[REQUIREMENTS] Pull every line containing "name" from the entries.

[MATERIAL TO PROCESS]
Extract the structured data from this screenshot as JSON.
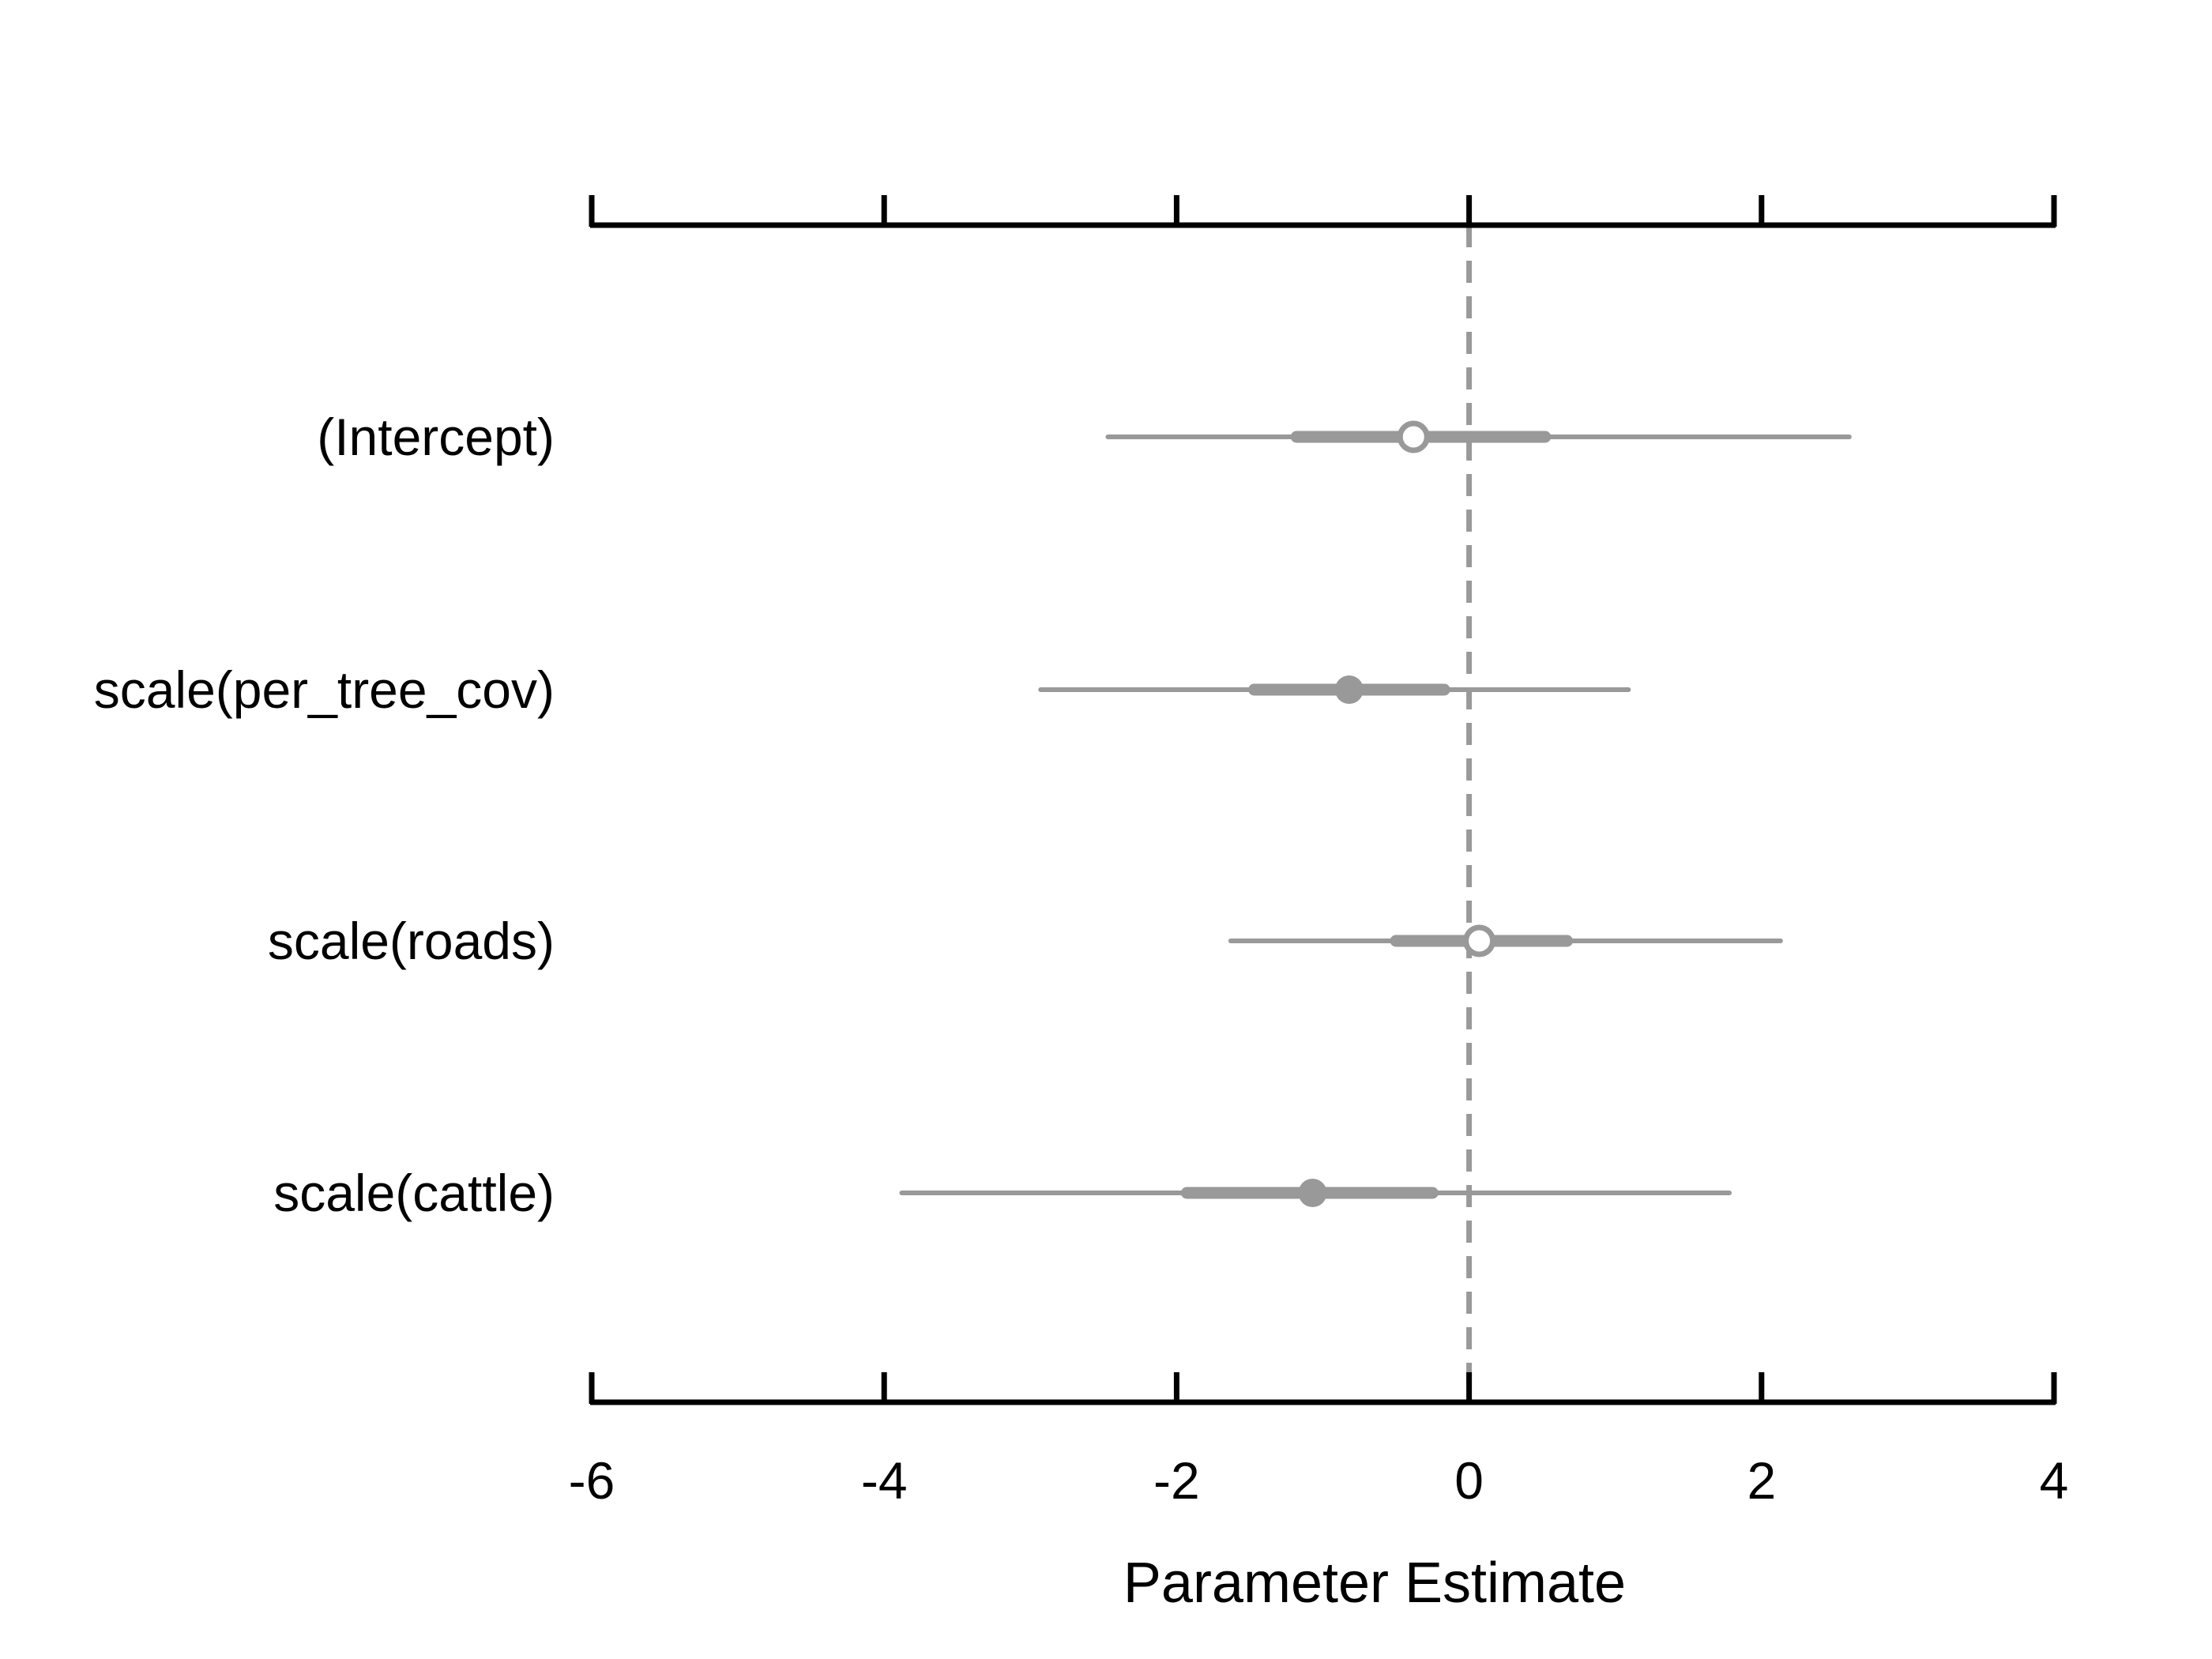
{
  "chart_data": {
    "type": "scatter",
    "subtype": "coefficient-interval-plot",
    "title": "",
    "xlabel": "Parameter Estimate",
    "ylabel": "",
    "xlim": [
      -6,
      4
    ],
    "xticks": [
      -6,
      -4,
      -2,
      0,
      2,
      4
    ],
    "reference_line": 0,
    "grid": false,
    "legend": "none",
    "colors": {
      "interval": "#999999",
      "axis": "#000000",
      "reference": "#999999",
      "open_fill": "#ffffff"
    },
    "parameters": [
      {
        "name": "(Intercept)",
        "estimate": -0.38,
        "inner": [
          -1.18,
          0.52
        ],
        "outer": [
          -2.47,
          2.6
        ],
        "marker": "open"
      },
      {
        "name": "scale(per_tree_cov)",
        "estimate": -0.82,
        "inner": [
          -1.47,
          -0.17
        ],
        "outer": [
          -2.93,
          1.09
        ],
        "marker": "filled"
      },
      {
        "name": "scale(roads)",
        "estimate": 0.07,
        "inner": [
          -0.5,
          0.67
        ],
        "outer": [
          -1.63,
          2.13
        ],
        "marker": "open"
      },
      {
        "name": "scale(cattle)",
        "estimate": -1.07,
        "inner": [
          -1.93,
          -0.25
        ],
        "outer": [
          -3.88,
          1.78
        ],
        "marker": "filled"
      }
    ]
  }
}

[RESPONSE]
        "name": "(Intercept)",
        "name": "scale(per_tree_cov)",
        "name": "scale(roads)",
        "name": "scale(cattle)",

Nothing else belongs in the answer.